Your task is to print all of the material verbatim.
** BEGIN Provided entries **
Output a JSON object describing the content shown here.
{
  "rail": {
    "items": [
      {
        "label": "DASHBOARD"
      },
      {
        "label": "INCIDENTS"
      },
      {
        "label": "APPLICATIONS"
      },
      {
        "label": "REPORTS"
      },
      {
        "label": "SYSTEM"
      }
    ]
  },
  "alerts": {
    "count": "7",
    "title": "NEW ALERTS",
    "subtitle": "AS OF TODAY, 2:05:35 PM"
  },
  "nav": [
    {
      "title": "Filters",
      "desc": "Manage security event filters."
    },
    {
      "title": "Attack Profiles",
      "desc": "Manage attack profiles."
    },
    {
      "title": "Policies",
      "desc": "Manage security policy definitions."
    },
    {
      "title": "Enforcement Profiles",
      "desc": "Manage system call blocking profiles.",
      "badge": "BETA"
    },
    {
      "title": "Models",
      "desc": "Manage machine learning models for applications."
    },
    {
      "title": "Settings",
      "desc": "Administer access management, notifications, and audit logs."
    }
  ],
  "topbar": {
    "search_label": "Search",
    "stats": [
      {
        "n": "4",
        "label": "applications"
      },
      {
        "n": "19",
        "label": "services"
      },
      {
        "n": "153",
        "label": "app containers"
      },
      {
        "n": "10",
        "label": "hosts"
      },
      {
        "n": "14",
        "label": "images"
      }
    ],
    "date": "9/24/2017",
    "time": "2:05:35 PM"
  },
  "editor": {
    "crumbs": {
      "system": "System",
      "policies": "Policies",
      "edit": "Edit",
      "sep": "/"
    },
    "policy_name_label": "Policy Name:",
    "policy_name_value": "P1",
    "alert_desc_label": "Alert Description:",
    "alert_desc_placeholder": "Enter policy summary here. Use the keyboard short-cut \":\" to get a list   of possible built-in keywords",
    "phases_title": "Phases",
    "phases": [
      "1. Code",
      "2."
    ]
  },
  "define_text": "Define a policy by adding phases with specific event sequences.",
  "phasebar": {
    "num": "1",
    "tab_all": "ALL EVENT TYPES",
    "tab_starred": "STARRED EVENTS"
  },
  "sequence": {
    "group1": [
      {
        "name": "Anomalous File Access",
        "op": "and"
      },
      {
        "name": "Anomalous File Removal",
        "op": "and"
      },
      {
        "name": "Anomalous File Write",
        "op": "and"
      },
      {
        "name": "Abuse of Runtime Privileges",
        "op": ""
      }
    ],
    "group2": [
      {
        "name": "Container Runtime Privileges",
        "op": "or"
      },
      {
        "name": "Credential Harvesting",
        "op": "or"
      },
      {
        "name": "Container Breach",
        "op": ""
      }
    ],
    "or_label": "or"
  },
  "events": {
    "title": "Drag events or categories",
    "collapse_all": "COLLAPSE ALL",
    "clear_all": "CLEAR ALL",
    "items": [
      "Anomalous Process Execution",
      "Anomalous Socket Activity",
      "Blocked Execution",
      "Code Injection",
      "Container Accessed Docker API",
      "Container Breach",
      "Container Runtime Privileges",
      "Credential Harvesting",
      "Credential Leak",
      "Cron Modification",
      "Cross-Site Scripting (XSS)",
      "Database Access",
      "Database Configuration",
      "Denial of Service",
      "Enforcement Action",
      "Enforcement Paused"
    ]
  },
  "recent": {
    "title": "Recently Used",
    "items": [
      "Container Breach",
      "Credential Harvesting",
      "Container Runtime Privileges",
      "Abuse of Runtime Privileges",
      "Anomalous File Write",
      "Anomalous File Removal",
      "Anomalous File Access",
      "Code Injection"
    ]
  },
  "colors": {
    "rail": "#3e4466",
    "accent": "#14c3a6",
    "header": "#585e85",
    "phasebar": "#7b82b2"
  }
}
** END Provided entries **
(Answer to this task):
Output a JSON object describing the content shown here.
{
  "rail": {
    "items": [
      {
        "label": "DASHBOARD"
      },
      {
        "label": "INCIDENTS"
      },
      {
        "label": "APPLICATIONS"
      },
      {
        "label": "REPORTS"
      },
      {
        "label": "SYSTEM"
      }
    ]
  },
  "alerts": {
    "count": "7",
    "title": "NEW ALERTS",
    "subtitle": "AS OF TODAY, 2:05:35 PM"
  },
  "nav": [
    {
      "title": "Filters",
      "desc": "Manage security event filters."
    },
    {
      "title": "Attack Profiles",
      "desc": "Manage attack profiles."
    },
    {
      "title": "Policies",
      "desc": "Manage security policy definitions."
    },
    {
      "title": "Enforcement Profiles",
      "desc": "Manage system call blocking profiles.",
      "badge": "BETA"
    },
    {
      "title": "Models",
      "desc": "Manage machine learning models for applications."
    },
    {
      "title": "Settings",
      "desc": "Administer access management, notifications, and audit logs."
    }
  ],
  "topbar": {
    "search_label": "Search",
    "stats": [
      {
        "n": "4",
        "label": "applications"
      },
      {
        "n": "19",
        "label": "services"
      },
      {
        "n": "153",
        "label": "app containers"
      },
      {
        "n": "10",
        "label": "hosts"
      },
      {
        "n": "14",
        "label": "images"
      }
    ],
    "date": "9/24/2017",
    "time": "2:05:35 PM"
  },
  "editor": {
    "crumbs": {
      "system": "System",
      "policies": "Policies",
      "edit": "Edit",
      "sep": "/"
    },
    "policy_name_label": "Policy Name:",
    "policy_name_value": "P1",
    "alert_desc_label": "Alert Description:",
    "alert_desc_placeholder": "Enter policy summary here. Use the keyboard short-cut \":\" to get a list   of possible built-in keywords",
    "phases_title": "Phases",
    "phases": [
      "1. Code",
      "2."
    ]
  },
  "define_text": "Define a policy by adding phases with specific event sequences.",
  "phasebar": {
    "num": "1",
    "tab_all": "ALL EVENT TYPES",
    "tab_starred": "STARRED EVENTS"
  },
  "sequence": {
    "group1": [
      {
        "name": "Anomalous File Access",
        "op": "and"
      },
      {
        "name": "Anomalous File Removal",
        "op": "and"
      },
      {
        "name": "Anomalous File Write",
        "op": "and"
      },
      {
        "name": "Abuse of Runtime Privileges",
        "op": ""
      }
    ],
    "group2": [
      {
        "name": "Container Runtime Privileges",
        "op": "or"
      },
      {
        "name": "Credential Harvesting",
        "op": "or"
      },
      {
        "name": "Container Breach",
        "op": ""
      }
    ],
    "or_label": "or"
  },
  "events": {
    "title": "Drag events or categories",
    "collapse_all": "COLLAPSE ALL",
    "clear_all": "CLEAR ALL",
    "items": [
      "Anomalous Process Execution",
      "Anomalous Socket Activity",
      "Blocked Execution",
      "Code Injection",
      "Container Accessed Docker API",
      "Container Breach",
      "Container Runtime Privileges",
      "Credential Harvesting",
      "Credential Leak",
      "Cron Modification",
      "Cross-Site Scripting (XSS)",
      "Database Access",
      "Database Configuration",
      "Denial of Service",
      "Enforcement Action",
      "Enforcement Paused"
    ]
  },
  "recent": {
    "title": "Recently Used",
    "items": [
      "Container Breach",
      "Credential Harvesting",
      "Container Runtime Privileges",
      "Abuse of Runtime Privileges",
      "Anomalous File Write",
      "Anomalous File Removal",
      "Anomalous File Access",
      "Code Injection"
    ]
  },
  "colors": {
    "rail": "#3e4466",
    "accent": "#14c3a6",
    "header": "#585e85",
    "phasebar": "#7b82b2"
  }
}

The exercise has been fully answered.